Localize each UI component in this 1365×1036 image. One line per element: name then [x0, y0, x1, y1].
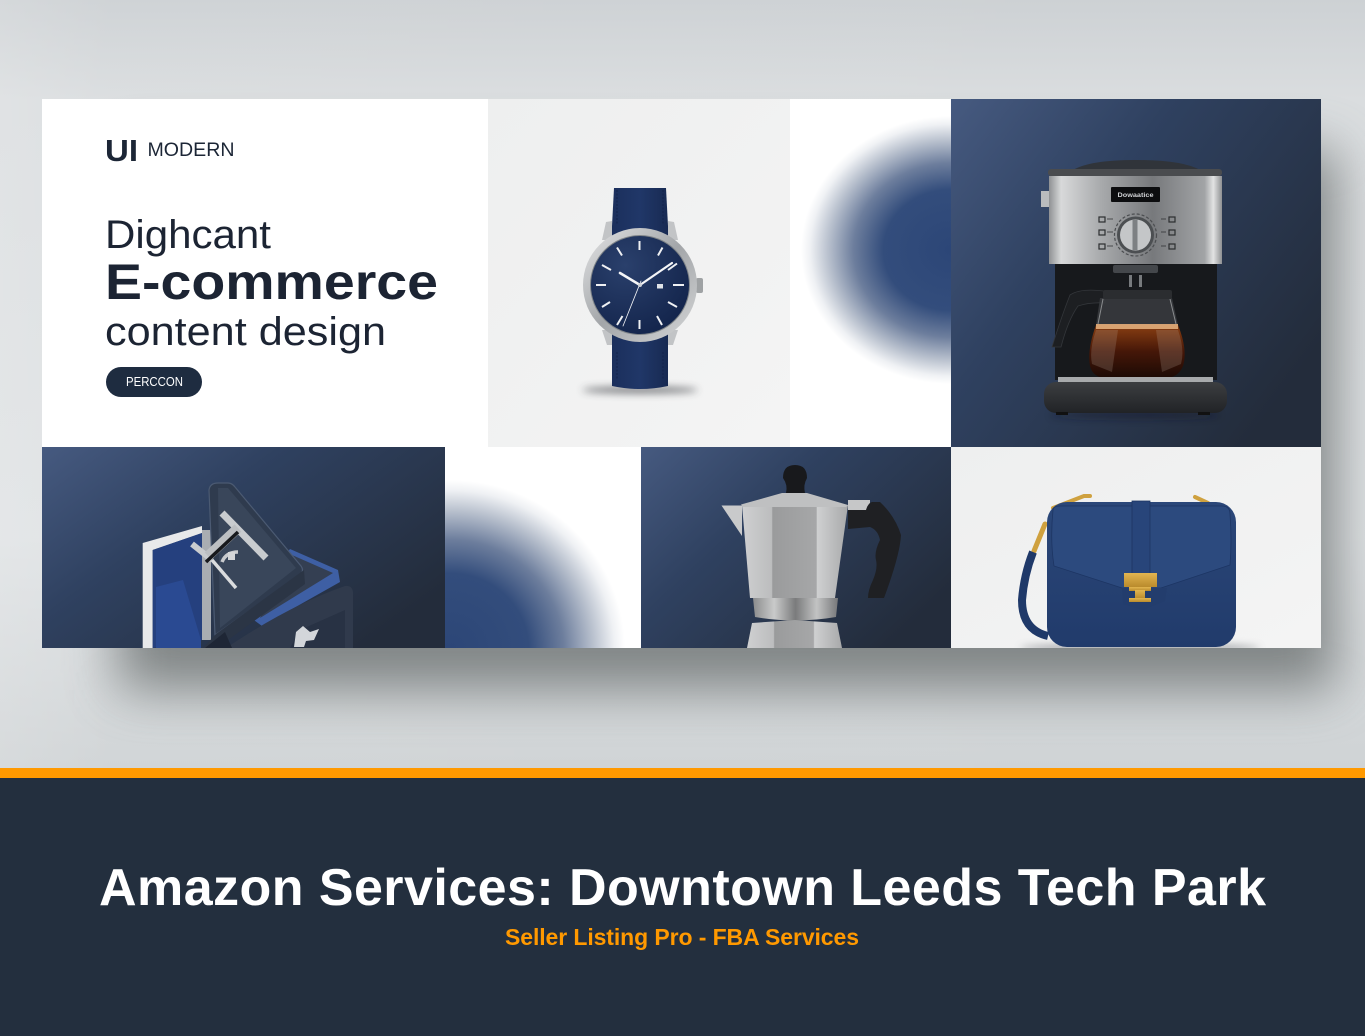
control buttons — [1099, 217, 1175, 249]
page background — [0, 0, 1365, 768]
icon: coffee machine — [1041, 160, 1227, 418]
orange accent bar — [0, 768, 1365, 778]
banner panel — [42, 99, 1321, 648]
footer band — [0, 778, 1365, 1036]
watch indices — [596, 241, 684, 329]
carafe handle — [1052, 290, 1105, 347]
decorative blue glow lower — [445, 485, 620, 648]
panel: blurred gradient upper — [790, 99, 951, 447]
panel: coffee machine — [951, 99, 1321, 447]
machine base — [1058, 377, 1213, 383]
decorative blue glow — [806, 120, 951, 380]
silver logo fragment — [294, 626, 319, 647]
subtitle: Seller Listing Pro - FBA Services — [505, 924, 859, 950]
brand logo — [105, 133, 234, 168]
headline: Dighcant — [105, 213, 271, 257]
gold clasp — [1124, 573, 1157, 602]
panel drop shadow — [118, 150, 1336, 690]
chrome emblem — [192, 513, 266, 588]
icon: moka pot — [722, 465, 901, 648]
panel: watch — [488, 99, 790, 447]
button pill — [106, 367, 202, 397]
panel: headline card — [42, 99, 488, 447]
pot handle — [848, 502, 901, 598]
panel: boxed product — [42, 447, 445, 648]
panel: blurred gradient lower — [445, 447, 641, 648]
bag chain — [1034, 496, 1208, 551]
button pill: PERCCON — [126, 375, 183, 389]
watch hands — [620, 263, 672, 326]
panel: moka pot — [641, 447, 951, 648]
headline: content design — [105, 310, 386, 354]
headline: E-commerce — [105, 254, 438, 310]
title: Amazon Services: Downtown Leeds Tech Park — [99, 859, 1266, 917]
carafe — [1096, 298, 1178, 325]
brand logo: MODERN — [148, 139, 234, 161]
icon: open box with chrome emblem — [143, 483, 353, 648]
icon: handbag — [1020, 496, 1260, 652]
brand logo: UI — [105, 133, 138, 168]
icon: watch — [582, 188, 703, 394]
panel: handbag — [951, 447, 1321, 652]
control knob — [1114, 214, 1156, 256]
icon: coffee machine: Dowaatice — [1118, 192, 1154, 199]
headline — [105, 213, 438, 354]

▬▬▬▬▬▬▬▬▬▬

• Exercise directions
Rewrite every line of the material above as a Markdown table with the columns "Row" and "Text". Number the rows in order, skip blank lines, and leave out the picture.

• Solution to the problem
| Row | Text |
|---|---|
| 1 | Localize each UI component in this 1365×1036 image. One line per element: name then [x0, y0, x1, y1]. |
| 2 | control buttons — [1099, 217, 1175, 249] |
| 3 | page background — [0, 0, 1365, 768] |
| 4 | icon: coffee machine — [1041, 160, 1227, 418] |
| 5 | orange accent bar — [0, 768, 1365, 778] |
| 6 | banner panel — [42, 99, 1321, 648] |
| 7 | footer band — [0, 778, 1365, 1036] |
| 8 | watch indices — [596, 241, 684, 329] |
| 9 | carafe handle — [1052, 290, 1105, 347] |
| 10 | decorative blue glow lower — [445, 485, 620, 648] |
| 11 | panel: blurred gradient upper — [790, 99, 951, 447] |
| 12 | panel: coffee machine — [951, 99, 1321, 447] |
| 13 | machine base — [1058, 377, 1213, 383] |
| 14 | decorative blue glow — [806, 120, 951, 380] |
| 15 | silver logo fragment — [294, 626, 319, 647] |
| 16 | subtitle: Seller Listing Pro - FBA Services — [505, 924, 859, 950] |
| 17 | brand logo — [105, 133, 234, 168] |
| 18 | headline: Dighcant — [105, 213, 271, 257] |
| 19 | gold clasp — [1124, 573, 1157, 602] |
| 20 | panel drop shadow — [118, 150, 1336, 690] |
| 21 | chrome emblem — [192, 513, 266, 588] |
| 22 | icon: moka pot — [722, 465, 901, 648] |
| 23 | panel: watch — [488, 99, 790, 447] |
| 24 | button pill — [106, 367, 202, 397] |
| 25 | panel: headline card — [42, 99, 488, 447] |
| 26 | pot handle — [848, 502, 901, 598] |
| 27 | panel: boxed product — [42, 447, 445, 648] |
| 28 | panel: blurred gradient lower — [445, 447, 641, 648] |
| 29 | bag chain — [1034, 496, 1208, 551] |
| 30 | button pill: PERCCON — [126, 375, 183, 389] |
| 31 | watch hands — [620, 263, 672, 326] |
| 32 | panel: moka pot — [641, 447, 951, 648] |
| 33 | headline: content design — [105, 310, 386, 354] |
| 34 | headline: E-commerce — [105, 254, 438, 310] |
| 35 | title: Amazon Services: Downtown Leeds Tech Park — [99, 859, 1266, 917] |
| 36 | carafe — [1096, 298, 1178, 325] |
| 37 | brand logo: MODERN — [148, 139, 234, 161] |
| 38 | icon: open box with chrome emblem — [143, 483, 353, 648] |
| 39 | icon: handbag — [1020, 496, 1260, 652] |
| 40 | brand logo: UI — [105, 133, 138, 168] |
| 41 | icon: watch — [582, 188, 703, 394] |
| 42 | panel: handbag — [951, 447, 1321, 652] |
| 43 | control knob — [1114, 214, 1156, 256] |
| 44 | icon: coffee machine: Dowaatice — [1118, 192, 1154, 199] |
| 45 | headline — [105, 213, 438, 354] |